» **Exercise task**:
Using the data below, determine the number of lines that include the string "content". Write only that number.

» **Records from a dataset**:
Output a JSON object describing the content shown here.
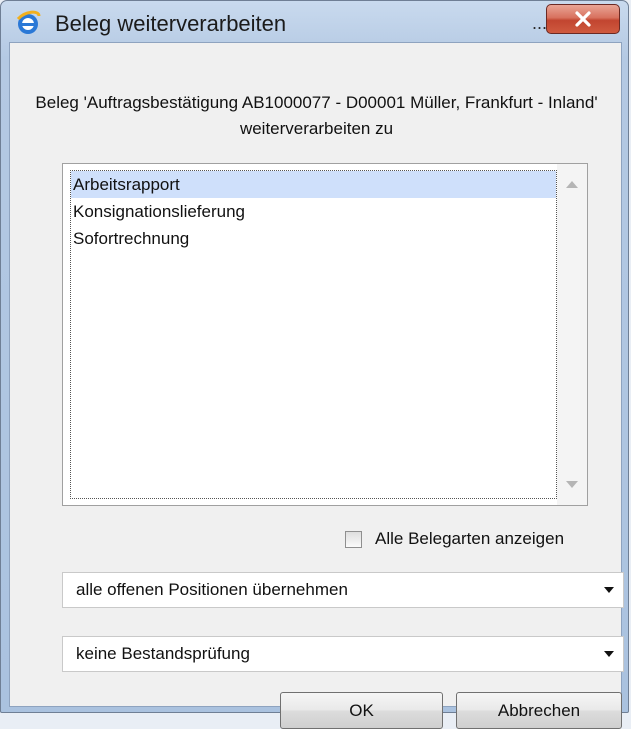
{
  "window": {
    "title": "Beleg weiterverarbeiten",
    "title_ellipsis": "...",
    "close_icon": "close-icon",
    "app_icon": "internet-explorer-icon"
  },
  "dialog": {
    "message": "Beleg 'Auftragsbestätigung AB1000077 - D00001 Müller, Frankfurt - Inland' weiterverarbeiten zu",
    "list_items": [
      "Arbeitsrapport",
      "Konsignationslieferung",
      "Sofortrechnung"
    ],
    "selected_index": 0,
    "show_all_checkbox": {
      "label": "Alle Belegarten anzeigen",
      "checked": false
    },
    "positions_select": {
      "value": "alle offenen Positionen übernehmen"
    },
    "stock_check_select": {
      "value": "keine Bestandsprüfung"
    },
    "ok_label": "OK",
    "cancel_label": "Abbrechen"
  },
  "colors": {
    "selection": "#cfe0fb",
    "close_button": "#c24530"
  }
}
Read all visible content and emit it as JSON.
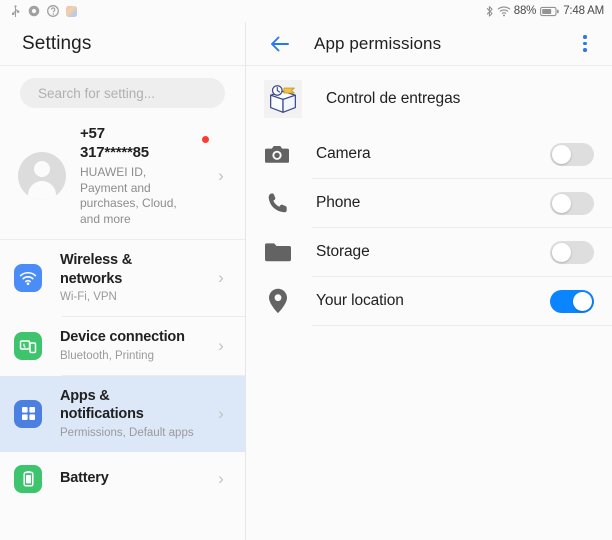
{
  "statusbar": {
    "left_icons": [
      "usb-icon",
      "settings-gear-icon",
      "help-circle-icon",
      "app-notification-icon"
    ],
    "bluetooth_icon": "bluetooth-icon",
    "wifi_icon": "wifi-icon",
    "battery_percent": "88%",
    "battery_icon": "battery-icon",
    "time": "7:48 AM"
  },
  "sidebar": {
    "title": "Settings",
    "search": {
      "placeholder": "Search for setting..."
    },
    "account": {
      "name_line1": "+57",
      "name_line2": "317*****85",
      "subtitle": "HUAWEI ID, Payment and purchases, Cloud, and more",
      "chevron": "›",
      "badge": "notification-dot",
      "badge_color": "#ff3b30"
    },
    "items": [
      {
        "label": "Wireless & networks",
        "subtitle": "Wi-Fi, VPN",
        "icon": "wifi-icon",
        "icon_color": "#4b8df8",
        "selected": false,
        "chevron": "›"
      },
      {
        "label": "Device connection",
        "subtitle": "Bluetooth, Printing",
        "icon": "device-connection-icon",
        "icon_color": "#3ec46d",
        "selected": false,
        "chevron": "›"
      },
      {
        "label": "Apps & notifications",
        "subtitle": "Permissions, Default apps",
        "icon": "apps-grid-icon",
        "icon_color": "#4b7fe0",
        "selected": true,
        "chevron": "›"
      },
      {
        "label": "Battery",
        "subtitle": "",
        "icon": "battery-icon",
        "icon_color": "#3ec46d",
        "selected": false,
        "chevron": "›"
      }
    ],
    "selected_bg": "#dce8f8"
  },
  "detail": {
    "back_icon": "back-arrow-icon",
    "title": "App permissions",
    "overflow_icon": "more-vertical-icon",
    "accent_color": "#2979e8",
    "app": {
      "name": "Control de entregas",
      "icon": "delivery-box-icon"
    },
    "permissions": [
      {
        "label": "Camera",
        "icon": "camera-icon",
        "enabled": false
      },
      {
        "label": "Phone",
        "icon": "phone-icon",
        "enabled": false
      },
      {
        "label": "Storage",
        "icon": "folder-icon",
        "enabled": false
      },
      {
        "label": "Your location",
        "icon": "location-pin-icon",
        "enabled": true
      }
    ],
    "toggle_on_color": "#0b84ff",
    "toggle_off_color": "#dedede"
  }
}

* * *

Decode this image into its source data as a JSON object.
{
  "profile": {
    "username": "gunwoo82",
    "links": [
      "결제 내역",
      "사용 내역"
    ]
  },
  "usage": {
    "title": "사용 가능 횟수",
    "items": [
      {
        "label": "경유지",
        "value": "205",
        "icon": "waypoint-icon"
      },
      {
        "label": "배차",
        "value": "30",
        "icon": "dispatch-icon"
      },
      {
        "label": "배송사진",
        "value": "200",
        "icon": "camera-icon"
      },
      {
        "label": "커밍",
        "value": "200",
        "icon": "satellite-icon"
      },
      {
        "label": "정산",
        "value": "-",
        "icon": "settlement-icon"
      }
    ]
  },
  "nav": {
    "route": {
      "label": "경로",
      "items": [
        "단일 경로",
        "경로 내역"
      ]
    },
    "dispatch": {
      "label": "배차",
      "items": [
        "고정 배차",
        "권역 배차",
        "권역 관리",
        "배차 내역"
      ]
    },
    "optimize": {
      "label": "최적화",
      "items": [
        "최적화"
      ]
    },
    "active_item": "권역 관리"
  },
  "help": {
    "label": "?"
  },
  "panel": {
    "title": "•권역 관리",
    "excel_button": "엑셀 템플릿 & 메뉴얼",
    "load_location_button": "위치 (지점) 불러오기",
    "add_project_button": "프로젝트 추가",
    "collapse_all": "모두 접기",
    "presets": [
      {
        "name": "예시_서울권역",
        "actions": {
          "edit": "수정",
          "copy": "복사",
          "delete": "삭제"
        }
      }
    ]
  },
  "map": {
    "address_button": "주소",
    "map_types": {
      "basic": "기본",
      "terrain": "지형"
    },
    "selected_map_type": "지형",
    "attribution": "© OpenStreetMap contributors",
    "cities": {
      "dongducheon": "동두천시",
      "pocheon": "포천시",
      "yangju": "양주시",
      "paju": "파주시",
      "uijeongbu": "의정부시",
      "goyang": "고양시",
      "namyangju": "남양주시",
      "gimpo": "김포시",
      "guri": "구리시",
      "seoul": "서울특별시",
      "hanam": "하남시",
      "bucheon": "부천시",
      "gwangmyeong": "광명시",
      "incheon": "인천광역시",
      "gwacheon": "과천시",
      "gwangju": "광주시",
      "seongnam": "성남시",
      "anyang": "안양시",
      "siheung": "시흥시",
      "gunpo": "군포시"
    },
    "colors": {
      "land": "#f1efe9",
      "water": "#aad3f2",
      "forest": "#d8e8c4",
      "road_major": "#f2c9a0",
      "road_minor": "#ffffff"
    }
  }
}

» **Written solution**:
2